### [Instructions to follow]
List all the lines in these records that hold "Alux".

=====

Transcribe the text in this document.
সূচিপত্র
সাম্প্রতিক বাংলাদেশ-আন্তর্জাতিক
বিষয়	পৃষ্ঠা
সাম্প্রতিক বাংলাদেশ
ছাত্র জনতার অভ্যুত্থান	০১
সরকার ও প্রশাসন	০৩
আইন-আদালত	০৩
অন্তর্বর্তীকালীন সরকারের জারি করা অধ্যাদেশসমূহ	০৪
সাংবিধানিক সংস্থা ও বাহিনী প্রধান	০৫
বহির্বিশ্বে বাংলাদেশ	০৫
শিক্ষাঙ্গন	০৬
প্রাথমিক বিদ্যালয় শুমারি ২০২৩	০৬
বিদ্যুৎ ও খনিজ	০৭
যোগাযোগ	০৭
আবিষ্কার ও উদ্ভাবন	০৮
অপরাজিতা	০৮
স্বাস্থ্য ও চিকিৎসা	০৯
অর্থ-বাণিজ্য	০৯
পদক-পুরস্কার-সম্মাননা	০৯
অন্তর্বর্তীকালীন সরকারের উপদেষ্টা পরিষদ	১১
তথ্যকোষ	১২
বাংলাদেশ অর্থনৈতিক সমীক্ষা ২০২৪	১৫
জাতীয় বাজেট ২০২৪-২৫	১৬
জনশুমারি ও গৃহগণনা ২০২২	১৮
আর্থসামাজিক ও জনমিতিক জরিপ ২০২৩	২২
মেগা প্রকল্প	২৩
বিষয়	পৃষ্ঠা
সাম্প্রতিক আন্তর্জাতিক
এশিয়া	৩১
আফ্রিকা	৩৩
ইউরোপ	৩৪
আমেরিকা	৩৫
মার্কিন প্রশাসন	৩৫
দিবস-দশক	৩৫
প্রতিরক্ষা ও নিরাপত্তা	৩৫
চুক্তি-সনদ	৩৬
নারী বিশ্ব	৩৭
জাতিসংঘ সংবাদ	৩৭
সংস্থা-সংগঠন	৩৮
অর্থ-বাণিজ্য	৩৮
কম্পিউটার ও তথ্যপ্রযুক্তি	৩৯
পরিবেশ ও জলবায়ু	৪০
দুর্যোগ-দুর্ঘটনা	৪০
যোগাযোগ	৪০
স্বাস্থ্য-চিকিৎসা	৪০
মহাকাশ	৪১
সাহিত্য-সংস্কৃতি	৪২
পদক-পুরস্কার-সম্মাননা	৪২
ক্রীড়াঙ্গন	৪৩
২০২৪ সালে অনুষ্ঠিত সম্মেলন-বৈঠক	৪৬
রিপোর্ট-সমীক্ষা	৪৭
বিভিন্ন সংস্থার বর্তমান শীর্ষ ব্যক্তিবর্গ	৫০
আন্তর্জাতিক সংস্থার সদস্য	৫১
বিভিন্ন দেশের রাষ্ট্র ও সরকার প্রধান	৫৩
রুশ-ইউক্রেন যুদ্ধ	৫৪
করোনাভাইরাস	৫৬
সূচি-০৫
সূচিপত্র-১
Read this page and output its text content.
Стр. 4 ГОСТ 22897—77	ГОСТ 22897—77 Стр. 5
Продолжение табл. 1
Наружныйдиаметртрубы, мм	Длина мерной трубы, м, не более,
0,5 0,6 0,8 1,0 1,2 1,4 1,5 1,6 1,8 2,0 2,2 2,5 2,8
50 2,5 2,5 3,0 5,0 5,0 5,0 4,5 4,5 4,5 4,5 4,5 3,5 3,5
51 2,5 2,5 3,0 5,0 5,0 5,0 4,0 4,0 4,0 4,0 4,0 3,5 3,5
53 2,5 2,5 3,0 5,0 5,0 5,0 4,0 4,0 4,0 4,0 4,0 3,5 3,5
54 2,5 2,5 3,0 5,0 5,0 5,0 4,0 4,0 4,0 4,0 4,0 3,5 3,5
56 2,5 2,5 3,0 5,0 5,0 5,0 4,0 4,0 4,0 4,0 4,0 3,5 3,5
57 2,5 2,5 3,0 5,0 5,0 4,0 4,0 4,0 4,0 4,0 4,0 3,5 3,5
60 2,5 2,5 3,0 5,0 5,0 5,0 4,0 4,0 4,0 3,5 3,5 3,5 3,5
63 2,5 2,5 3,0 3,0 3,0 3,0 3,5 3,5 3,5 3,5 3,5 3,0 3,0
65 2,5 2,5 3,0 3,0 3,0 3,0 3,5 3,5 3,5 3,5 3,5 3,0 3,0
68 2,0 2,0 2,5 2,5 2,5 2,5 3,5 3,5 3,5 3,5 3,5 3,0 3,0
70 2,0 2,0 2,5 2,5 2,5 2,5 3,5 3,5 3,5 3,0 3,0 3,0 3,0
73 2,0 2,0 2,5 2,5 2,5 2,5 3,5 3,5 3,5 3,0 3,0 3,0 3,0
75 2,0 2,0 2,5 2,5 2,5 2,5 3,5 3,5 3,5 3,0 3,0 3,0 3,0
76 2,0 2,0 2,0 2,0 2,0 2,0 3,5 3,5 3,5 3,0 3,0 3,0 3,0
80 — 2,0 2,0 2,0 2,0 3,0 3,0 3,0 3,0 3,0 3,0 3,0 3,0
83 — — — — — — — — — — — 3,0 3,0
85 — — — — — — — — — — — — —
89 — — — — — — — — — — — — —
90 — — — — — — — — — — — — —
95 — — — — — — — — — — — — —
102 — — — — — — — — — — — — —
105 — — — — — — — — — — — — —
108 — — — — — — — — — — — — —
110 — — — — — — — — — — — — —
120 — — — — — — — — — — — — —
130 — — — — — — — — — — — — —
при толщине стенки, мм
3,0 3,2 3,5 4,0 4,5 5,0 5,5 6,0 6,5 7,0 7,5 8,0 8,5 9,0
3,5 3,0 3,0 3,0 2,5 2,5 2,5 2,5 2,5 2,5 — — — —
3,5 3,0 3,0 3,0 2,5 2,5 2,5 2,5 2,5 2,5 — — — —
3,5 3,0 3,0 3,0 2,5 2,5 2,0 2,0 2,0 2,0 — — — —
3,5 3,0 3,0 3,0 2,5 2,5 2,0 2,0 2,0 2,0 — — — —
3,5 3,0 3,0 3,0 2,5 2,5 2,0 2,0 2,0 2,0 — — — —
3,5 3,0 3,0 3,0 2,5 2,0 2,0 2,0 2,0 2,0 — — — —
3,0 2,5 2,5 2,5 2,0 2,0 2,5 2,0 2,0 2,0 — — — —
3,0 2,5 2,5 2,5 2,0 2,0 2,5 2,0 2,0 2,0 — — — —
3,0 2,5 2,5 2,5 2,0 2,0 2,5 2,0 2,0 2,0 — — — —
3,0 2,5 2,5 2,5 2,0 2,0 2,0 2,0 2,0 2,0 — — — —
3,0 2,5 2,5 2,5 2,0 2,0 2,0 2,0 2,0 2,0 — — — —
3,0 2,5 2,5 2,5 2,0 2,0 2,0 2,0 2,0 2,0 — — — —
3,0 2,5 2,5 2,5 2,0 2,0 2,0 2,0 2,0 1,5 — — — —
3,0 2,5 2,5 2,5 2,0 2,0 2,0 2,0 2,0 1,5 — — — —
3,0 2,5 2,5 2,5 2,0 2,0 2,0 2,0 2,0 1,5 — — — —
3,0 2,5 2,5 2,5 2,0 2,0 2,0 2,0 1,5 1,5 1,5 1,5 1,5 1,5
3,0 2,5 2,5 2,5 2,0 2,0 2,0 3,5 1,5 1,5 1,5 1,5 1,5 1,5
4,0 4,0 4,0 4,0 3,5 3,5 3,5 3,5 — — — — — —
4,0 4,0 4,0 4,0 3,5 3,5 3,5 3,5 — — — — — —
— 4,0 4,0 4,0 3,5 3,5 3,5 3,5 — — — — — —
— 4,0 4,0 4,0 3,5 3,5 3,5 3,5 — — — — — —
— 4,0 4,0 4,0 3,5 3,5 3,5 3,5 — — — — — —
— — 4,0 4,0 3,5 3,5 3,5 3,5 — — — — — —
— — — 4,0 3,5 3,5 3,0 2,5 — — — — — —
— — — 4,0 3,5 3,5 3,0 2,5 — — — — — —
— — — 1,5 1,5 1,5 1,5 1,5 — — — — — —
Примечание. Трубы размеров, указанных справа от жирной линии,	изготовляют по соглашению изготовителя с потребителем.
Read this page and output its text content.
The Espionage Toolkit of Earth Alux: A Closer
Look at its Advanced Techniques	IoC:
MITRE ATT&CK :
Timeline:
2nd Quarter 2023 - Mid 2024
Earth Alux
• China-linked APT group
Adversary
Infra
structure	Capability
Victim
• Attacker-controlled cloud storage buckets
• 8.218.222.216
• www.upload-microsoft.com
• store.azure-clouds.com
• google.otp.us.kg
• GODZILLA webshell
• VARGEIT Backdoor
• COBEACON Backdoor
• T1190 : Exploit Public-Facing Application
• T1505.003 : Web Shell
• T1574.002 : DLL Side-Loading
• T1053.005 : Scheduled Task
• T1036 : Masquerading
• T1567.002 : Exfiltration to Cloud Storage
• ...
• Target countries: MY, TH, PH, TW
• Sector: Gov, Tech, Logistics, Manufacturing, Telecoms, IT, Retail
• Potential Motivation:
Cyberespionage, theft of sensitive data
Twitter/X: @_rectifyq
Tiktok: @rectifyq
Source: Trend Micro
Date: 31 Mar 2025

=====

### [Result of this task]
The Espionage Toolkit of Earth Alux: A Closer
Earth Alux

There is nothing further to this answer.